§ **INSTRUCTIONS TO FOLLOW**:
Set down the full listing exactly as given. Any pictures are to be left out.
────────────────
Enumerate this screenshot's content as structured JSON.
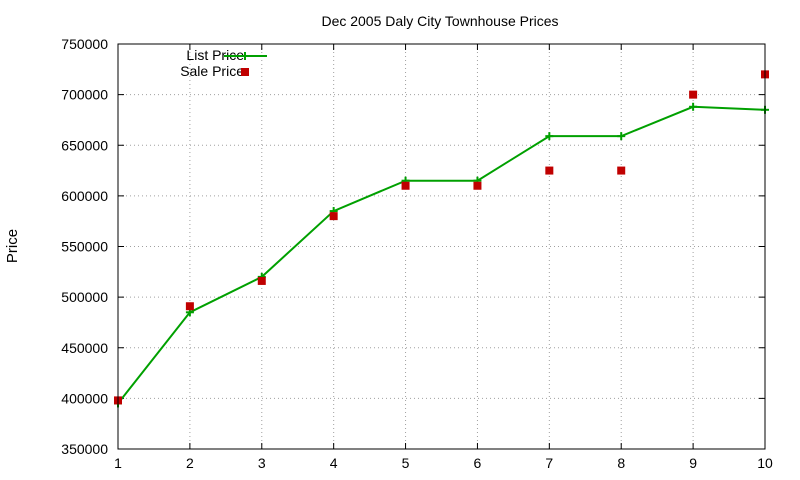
{
  "chart_data": {
    "type": "line",
    "title": "Dec 2005 Daly City Townhouse Prices",
    "xlabel": "",
    "ylabel": "Price",
    "x": [
      1,
      2,
      3,
      4,
      5,
      6,
      7,
      8,
      9,
      10
    ],
    "xlim": [
      1,
      10
    ],
    "ylim": [
      350000,
      750000
    ],
    "xticks": [
      1,
      2,
      3,
      4,
      5,
      6,
      7,
      8,
      9,
      10
    ],
    "yticks": [
      350000,
      400000,
      450000,
      500000,
      550000,
      600000,
      650000,
      700000,
      750000
    ],
    "grid": true,
    "legend_position": "top-left",
    "series": [
      {
        "name": "List Price",
        "style": "linespoints",
        "marker": "plus",
        "color": "#00a000",
        "values": [
          395000,
          485000,
          520000,
          585000,
          615000,
          615000,
          659000,
          659000,
          688000,
          685000
        ]
      },
      {
        "name": "Sale Price",
        "style": "points",
        "marker": "square",
        "color": "#c00000",
        "values": [
          398000,
          491000,
          516000,
          580000,
          610000,
          610000,
          625000,
          625000,
          700000,
          720000
        ]
      }
    ]
  }
}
────────────────
§ **SOLUTION TO THIS TASK**:
Enumerate this screenshot's content as structured JSON.
{
  "chart_data": {
    "type": "line",
    "title": "Dec 2005 Daly City Townhouse Prices",
    "xlabel": "",
    "ylabel": "Price",
    "x": [
      1,
      2,
      3,
      4,
      5,
      6,
      7,
      8,
      9,
      10
    ],
    "xlim": [
      1,
      10
    ],
    "ylim": [
      350000,
      750000
    ],
    "xticks": [
      1,
      2,
      3,
      4,
      5,
      6,
      7,
      8,
      9,
      10
    ],
    "yticks": [
      350000,
      400000,
      450000,
      500000,
      550000,
      600000,
      650000,
      700000,
      750000
    ],
    "grid": true,
    "legend_position": "top-left",
    "series": [
      {
        "name": "List Price",
        "style": "linespoints",
        "marker": "plus",
        "color": "#00a000",
        "values": [
          395000,
          485000,
          520000,
          585000,
          615000,
          615000,
          659000,
          659000,
          688000,
          685000
        ]
      },
      {
        "name": "Sale Price",
        "style": "points",
        "marker": "square",
        "color": "#c00000",
        "values": [
          398000,
          491000,
          516000,
          580000,
          610000,
          610000,
          625000,
          625000,
          700000,
          720000
        ]
      }
    ]
  }
}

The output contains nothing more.